■ **What is needed**:
Return every record below exactly as written, but leave out the pictures.

■ **Extracted information**:

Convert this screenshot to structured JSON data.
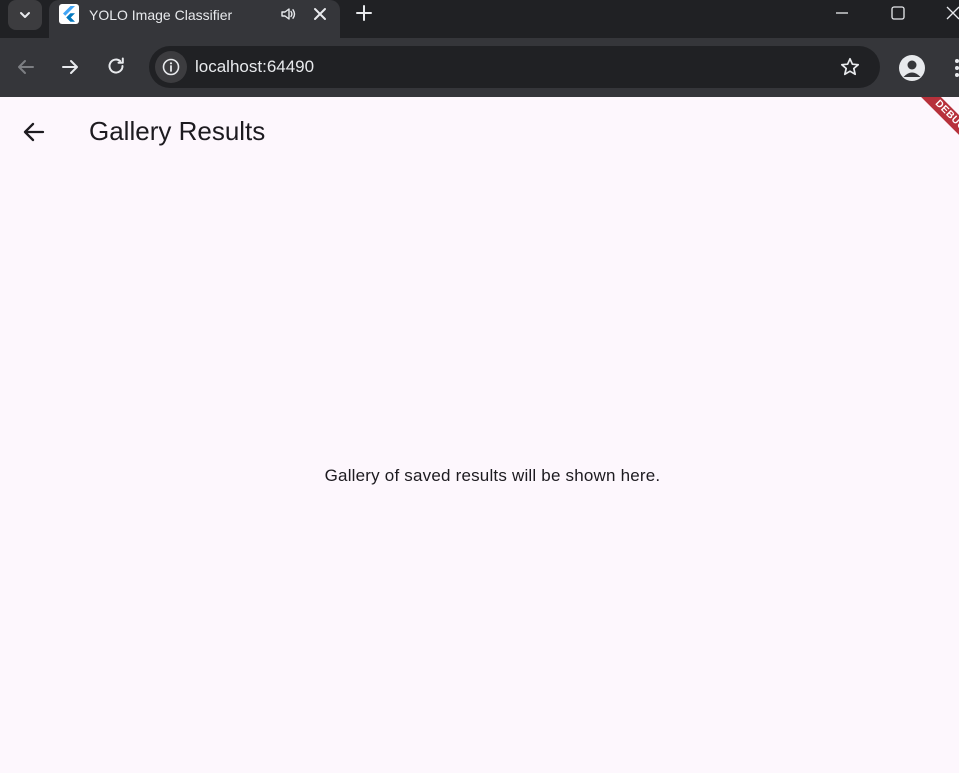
{
  "browser": {
    "tab": {
      "title": "YOLO Image Classifier"
    },
    "address_bar": {
      "url": "localhost:64490"
    },
    "colors": {
      "frame": "#202124",
      "toolbar": "#35363a",
      "text": "#e8eaed"
    }
  },
  "app": {
    "appbar": {
      "title": "Gallery Results"
    },
    "body": {
      "message": "Gallery of saved results will be shown here."
    },
    "debug_banner": "DEBUG",
    "colors": {
      "background": "#fdf7fd",
      "text": "#1d1b20",
      "debug_banner": "#b7313b"
    }
  }
}
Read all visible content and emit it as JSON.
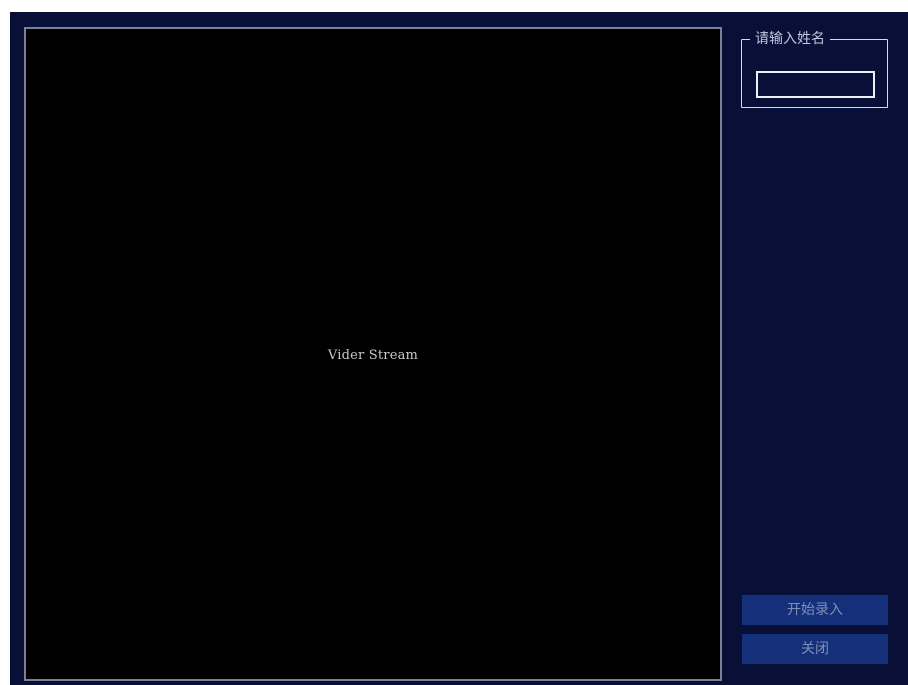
{
  "video": {
    "label": "Vider Stream"
  },
  "name_group": {
    "title": "请输入姓名",
    "input_value": ""
  },
  "buttons": {
    "start_label": "开始录入",
    "close_label": "关闭"
  },
  "colors": {
    "window_background": "#081038",
    "video_background": "#000000",
    "button_background": "#14307a",
    "button_text": "#7f8fb5",
    "group_border": "#d7dbe8"
  }
}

■ **Exercise response**:
Convert this screenshot to structured JSON data.
{
  "browser": {
    "tab": {
      "title": "YOLO Image Classifier"
    },
    "address_bar": {
      "url": "localhost:64490"
    },
    "colors": {
      "frame": "#202124",
      "toolbar": "#35363a",
      "text": "#e8eaed"
    }
  },
  "app": {
    "appbar": {
      "title": "Gallery Results"
    },
    "body": {
      "message": "Gallery of saved results will be shown here."
    },
    "debug_banner": "DEBUG",
    "colors": {
      "background": "#fdf7fd",
      "text": "#1d1b20",
      "debug_banner": "#b7313b"
    }
  }
}
Read all visible content and emit it as JSON.
{
  "video": {
    "label": "Vider Stream"
  },
  "name_group": {
    "title": "请输入姓名",
    "input_value": ""
  },
  "buttons": {
    "start_label": "开始录入",
    "close_label": "关闭"
  },
  "colors": {
    "window_background": "#081038",
    "video_background": "#000000",
    "button_background": "#14307a",
    "button_text": "#7f8fb5",
    "group_border": "#d7dbe8"
  }
}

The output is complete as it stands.